Records follow. Copy every line with "title".

⟨

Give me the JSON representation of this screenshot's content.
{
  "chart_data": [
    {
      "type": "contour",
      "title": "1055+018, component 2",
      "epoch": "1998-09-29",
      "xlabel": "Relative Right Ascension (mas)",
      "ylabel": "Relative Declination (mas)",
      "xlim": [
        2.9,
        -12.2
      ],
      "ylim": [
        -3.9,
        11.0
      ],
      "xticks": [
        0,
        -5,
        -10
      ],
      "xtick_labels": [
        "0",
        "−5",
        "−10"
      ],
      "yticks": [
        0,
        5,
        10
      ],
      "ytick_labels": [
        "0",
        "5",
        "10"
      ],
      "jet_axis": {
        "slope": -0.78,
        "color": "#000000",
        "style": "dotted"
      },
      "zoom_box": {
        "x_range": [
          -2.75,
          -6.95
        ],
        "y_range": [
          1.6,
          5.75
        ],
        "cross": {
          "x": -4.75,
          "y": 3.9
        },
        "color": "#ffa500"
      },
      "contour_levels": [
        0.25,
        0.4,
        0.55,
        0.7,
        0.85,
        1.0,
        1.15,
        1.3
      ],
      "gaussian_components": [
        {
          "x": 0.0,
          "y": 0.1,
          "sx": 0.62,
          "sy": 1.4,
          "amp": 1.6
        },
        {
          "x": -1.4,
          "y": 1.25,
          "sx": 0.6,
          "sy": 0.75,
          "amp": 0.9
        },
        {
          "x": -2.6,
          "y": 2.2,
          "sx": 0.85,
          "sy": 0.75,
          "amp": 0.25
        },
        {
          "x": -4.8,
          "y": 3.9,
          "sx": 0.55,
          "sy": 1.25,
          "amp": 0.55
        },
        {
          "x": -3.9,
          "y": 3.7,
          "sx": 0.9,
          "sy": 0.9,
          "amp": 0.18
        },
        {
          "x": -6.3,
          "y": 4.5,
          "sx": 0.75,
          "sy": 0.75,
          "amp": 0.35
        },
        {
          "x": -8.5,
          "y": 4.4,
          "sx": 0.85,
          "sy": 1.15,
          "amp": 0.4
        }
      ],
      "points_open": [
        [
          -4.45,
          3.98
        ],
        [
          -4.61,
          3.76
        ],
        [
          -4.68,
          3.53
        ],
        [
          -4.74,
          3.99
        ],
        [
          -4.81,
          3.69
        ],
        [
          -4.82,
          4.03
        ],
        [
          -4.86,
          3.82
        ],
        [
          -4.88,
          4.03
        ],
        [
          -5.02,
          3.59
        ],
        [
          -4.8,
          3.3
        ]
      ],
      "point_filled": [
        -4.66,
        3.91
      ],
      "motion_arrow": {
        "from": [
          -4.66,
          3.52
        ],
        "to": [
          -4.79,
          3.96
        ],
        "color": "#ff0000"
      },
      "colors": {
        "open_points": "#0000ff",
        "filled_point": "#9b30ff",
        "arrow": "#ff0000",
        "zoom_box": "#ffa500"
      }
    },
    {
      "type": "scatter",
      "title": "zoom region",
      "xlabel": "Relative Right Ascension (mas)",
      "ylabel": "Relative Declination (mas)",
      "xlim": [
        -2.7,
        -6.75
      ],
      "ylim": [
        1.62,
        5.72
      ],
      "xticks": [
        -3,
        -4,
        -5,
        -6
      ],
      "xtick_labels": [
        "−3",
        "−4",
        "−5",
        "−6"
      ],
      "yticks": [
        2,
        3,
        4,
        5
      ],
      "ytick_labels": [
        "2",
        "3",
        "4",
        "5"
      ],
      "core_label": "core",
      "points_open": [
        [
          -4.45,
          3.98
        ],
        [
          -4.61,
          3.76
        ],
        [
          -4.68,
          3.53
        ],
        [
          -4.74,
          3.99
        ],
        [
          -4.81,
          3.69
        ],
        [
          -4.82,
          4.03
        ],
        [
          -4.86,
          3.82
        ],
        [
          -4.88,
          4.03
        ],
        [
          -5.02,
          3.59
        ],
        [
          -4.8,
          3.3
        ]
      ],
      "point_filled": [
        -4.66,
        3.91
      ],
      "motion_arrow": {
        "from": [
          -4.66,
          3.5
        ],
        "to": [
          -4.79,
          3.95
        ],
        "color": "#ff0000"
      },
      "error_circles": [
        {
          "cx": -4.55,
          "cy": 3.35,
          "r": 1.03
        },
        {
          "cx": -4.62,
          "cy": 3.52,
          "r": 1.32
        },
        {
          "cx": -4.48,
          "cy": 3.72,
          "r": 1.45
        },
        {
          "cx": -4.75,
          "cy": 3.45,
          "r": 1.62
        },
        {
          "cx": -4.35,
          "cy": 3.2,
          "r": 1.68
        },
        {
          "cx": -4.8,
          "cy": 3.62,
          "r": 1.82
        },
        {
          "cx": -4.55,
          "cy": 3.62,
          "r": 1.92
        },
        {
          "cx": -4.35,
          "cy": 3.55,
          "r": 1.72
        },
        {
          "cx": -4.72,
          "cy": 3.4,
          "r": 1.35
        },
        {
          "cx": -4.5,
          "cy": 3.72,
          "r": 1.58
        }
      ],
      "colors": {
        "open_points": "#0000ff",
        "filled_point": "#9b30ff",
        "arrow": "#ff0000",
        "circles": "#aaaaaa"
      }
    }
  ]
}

⟩

> Answer
      "title": "1055+018, component 2",
      "title": "zoom region",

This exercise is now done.